[Supplied data]:
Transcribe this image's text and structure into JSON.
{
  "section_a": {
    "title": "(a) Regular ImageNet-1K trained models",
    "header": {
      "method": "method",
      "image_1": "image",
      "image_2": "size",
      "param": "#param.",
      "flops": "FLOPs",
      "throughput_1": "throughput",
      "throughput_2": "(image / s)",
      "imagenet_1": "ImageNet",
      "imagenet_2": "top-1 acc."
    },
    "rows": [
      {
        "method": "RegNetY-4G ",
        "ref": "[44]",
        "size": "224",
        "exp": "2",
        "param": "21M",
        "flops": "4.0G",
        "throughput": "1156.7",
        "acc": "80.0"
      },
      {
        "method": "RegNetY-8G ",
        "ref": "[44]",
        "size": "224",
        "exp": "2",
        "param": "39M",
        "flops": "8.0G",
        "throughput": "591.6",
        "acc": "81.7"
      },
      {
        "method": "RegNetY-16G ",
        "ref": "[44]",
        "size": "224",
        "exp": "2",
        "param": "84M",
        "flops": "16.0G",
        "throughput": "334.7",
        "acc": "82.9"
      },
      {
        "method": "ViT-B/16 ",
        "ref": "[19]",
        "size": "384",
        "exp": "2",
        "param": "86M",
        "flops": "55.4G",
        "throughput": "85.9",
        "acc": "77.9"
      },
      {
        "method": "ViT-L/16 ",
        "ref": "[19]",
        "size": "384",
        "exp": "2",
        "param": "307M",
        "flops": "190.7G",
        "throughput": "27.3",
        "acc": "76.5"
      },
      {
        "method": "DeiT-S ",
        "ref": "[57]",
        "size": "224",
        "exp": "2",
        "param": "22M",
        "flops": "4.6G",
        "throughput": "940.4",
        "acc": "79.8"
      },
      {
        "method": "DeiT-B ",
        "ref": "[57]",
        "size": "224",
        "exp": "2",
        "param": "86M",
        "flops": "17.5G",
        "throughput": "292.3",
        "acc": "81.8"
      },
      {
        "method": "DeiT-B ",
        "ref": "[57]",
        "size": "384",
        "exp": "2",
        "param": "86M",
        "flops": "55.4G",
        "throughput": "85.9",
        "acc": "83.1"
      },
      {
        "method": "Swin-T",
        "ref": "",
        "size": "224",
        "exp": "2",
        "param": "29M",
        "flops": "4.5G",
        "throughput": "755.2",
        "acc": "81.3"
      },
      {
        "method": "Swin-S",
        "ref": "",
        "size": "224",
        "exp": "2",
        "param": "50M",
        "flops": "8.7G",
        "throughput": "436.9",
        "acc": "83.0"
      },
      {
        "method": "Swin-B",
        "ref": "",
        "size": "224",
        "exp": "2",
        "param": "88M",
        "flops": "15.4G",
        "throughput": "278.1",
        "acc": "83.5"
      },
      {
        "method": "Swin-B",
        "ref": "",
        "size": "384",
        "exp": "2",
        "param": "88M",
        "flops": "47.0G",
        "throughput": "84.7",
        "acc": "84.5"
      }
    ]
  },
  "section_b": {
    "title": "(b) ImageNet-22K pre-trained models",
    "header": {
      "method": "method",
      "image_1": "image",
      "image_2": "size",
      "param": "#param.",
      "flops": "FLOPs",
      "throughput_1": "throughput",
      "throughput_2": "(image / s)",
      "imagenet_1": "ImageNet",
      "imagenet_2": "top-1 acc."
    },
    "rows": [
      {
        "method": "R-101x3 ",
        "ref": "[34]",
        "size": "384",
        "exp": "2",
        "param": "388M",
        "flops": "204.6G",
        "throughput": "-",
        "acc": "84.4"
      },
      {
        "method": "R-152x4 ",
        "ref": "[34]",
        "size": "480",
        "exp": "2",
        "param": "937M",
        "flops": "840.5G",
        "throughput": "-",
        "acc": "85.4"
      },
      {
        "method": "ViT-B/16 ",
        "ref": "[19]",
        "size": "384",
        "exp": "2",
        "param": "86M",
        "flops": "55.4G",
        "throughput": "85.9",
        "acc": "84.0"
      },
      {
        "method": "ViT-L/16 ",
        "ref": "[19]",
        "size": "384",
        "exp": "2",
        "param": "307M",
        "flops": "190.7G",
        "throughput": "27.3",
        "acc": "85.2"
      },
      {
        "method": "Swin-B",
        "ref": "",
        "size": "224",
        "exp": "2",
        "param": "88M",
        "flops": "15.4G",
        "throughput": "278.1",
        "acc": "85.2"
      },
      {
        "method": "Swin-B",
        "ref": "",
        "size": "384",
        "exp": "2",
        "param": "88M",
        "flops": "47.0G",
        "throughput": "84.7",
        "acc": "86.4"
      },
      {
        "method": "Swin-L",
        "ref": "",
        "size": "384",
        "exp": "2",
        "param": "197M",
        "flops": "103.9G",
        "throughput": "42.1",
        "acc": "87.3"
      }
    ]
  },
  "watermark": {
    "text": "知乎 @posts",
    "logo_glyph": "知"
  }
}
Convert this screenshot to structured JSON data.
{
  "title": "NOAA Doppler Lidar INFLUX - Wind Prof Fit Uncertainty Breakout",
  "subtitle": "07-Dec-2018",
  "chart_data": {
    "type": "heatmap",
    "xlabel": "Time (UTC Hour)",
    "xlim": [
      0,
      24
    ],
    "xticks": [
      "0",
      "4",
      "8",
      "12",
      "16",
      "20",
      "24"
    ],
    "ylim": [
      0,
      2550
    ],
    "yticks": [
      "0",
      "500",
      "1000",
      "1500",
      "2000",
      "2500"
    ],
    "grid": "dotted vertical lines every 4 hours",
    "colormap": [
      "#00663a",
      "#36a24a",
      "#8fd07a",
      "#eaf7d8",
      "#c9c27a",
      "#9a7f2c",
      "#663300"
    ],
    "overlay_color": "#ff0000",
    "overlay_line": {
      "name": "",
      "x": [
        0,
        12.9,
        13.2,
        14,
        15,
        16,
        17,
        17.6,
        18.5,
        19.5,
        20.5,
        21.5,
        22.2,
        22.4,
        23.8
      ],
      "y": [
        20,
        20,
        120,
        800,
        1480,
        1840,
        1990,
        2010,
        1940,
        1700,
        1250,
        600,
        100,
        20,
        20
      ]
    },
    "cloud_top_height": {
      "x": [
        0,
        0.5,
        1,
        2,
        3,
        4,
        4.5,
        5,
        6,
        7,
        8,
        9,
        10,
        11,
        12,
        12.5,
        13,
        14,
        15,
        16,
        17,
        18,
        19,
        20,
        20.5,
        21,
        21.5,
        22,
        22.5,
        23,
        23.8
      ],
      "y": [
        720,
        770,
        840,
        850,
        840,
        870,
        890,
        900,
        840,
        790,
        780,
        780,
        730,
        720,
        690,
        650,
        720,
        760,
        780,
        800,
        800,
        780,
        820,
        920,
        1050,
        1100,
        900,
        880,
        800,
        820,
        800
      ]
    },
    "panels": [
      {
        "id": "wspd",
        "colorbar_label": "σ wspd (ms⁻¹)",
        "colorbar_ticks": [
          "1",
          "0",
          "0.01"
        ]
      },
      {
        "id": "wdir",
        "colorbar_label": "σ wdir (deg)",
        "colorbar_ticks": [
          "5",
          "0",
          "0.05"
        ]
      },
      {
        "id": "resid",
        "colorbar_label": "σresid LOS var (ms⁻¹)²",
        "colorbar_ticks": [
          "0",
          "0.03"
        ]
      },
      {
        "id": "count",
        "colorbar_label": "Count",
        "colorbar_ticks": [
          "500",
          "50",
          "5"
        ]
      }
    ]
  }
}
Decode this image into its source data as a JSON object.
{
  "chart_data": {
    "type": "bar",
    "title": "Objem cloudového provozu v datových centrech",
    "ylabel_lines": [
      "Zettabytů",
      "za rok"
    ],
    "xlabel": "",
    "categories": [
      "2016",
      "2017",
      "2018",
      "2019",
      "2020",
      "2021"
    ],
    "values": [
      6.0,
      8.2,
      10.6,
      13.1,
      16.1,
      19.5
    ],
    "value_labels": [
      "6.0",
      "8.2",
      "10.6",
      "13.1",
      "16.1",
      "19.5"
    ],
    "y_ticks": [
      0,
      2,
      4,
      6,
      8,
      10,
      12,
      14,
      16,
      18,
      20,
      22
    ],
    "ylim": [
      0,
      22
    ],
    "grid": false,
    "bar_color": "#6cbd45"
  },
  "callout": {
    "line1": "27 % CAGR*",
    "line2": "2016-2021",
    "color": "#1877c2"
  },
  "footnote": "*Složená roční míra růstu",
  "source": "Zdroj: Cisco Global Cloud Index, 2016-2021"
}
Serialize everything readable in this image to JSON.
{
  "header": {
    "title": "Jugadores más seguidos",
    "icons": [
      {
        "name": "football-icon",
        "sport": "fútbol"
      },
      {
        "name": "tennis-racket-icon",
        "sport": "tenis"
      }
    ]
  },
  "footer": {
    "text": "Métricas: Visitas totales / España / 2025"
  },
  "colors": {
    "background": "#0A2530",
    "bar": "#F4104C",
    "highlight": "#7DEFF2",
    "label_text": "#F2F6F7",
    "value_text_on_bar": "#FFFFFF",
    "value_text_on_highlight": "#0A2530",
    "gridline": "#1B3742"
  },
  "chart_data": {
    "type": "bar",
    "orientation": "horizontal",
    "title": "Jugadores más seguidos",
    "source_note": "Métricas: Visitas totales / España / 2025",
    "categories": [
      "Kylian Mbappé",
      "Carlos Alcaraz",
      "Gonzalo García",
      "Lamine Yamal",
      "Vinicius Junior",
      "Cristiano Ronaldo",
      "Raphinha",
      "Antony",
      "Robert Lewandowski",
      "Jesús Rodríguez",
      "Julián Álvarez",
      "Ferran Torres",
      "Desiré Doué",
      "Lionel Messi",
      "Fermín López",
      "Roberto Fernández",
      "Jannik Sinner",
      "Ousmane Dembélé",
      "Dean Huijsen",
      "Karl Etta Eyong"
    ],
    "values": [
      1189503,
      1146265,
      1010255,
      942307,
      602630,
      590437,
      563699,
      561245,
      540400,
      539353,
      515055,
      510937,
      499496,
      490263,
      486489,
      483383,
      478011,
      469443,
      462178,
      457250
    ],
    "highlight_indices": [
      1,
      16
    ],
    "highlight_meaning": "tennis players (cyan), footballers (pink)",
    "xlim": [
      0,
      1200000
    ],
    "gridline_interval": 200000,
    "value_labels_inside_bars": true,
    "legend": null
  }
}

[Your objective]: Pick out every line with the string "into" and copy it.

[Complete output]:
Transcribe this image's text and structure into JSON.
Decode this image into its source data as a JSON object.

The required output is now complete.